→ **The task**
Count every line that has the word "программы". Give the number, without anything more.

→ **Extracted material**
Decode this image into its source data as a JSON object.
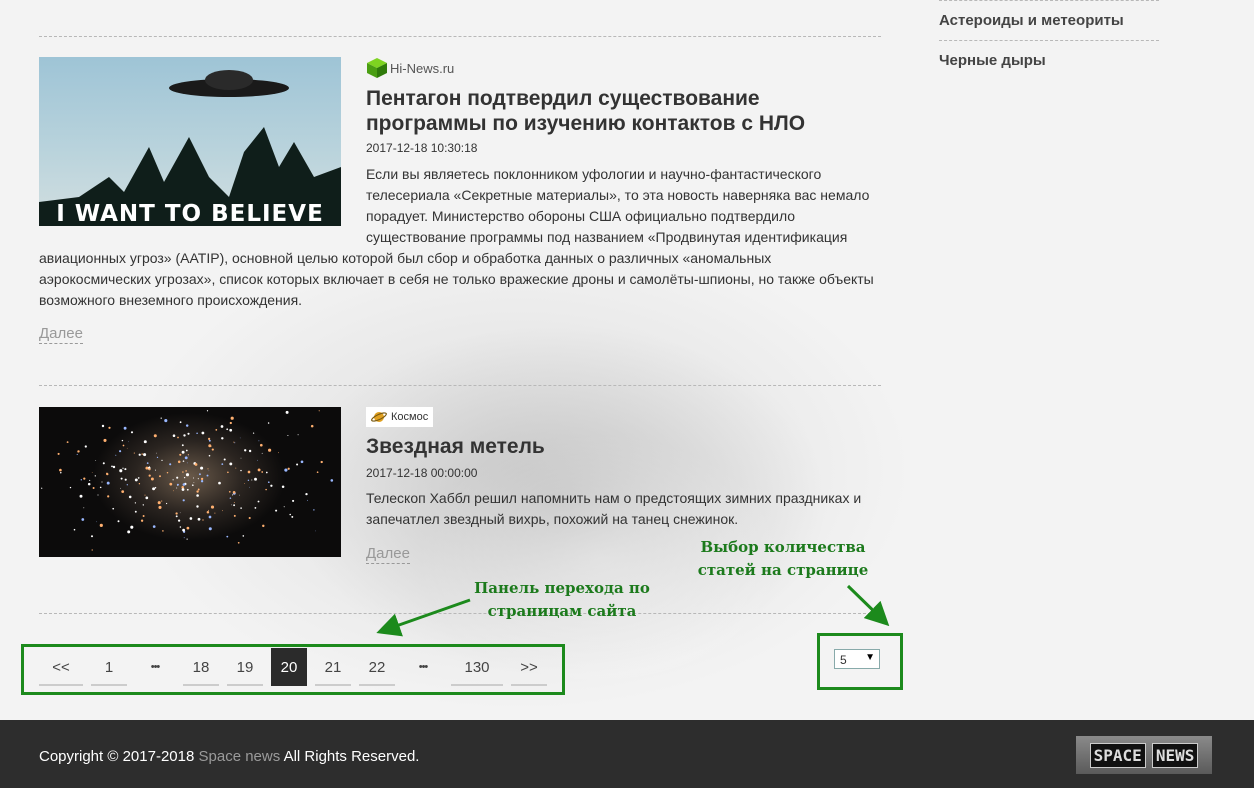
{
  "sidebar": {
    "items": [
      {
        "label": "Астероиды и метеориты"
      },
      {
        "label": "Черные дыры"
      }
    ]
  },
  "articles": [
    {
      "source": "Hi-News.ru",
      "source_icon": "green-cube-icon",
      "image_caption": "I WANT TO BELIEVE",
      "title": "Пентагон подтвердил существование программы по изучению контактов с НЛО",
      "date": "2017-12-18 10:30:18",
      "text": "Если вы являетесь поклонником уфологии и научно-фантастического телесериала «Секретные материалы», то эта новость наверняка вас немало порадует. Министерство обороны США официально подтвердило существование программы под названием «Продвинутая идентификация авиационных угроз» (AATIP), основной целью которой был сбор и обработка данных о различных «аномальных аэрокосмических угрозах», список которых включает в себя не только вражеские дроны и самолёты-шпионы, но также объекты возможного внеземного происхождения.",
      "more": "Далее"
    },
    {
      "source": "Космос",
      "source_icon": "planet-icon",
      "title": "Звездная метель",
      "date": "2017-12-18 00:00:00",
      "text": "Телескоп Хаббл решил напомнить нам о предстоящих зимних праздниках и запечатлел звездный вихрь, похожий на танец снежинок.",
      "more": "Далее"
    }
  ],
  "pagination": {
    "items": [
      "<<",
      "1",
      "•••",
      "18",
      "19",
      "20",
      "21",
      "22",
      "•••",
      "130",
      ">>"
    ],
    "active": "20"
  },
  "per_page": {
    "value": "5"
  },
  "annotations": {
    "pager_label": "Панель перехода по страницам сайта",
    "per_page_label": "Выбор количества статей на странице",
    "color": "#1c8a1c"
  },
  "footer": {
    "copyright_prefix": "Copyright © 2017-2018",
    "site_link": "Space news",
    "copyright_suffix": "All Rights Reserved.",
    "logo_word1": "SPACE",
    "logo_word2": "NEWS"
  }
}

→ **Task response**
2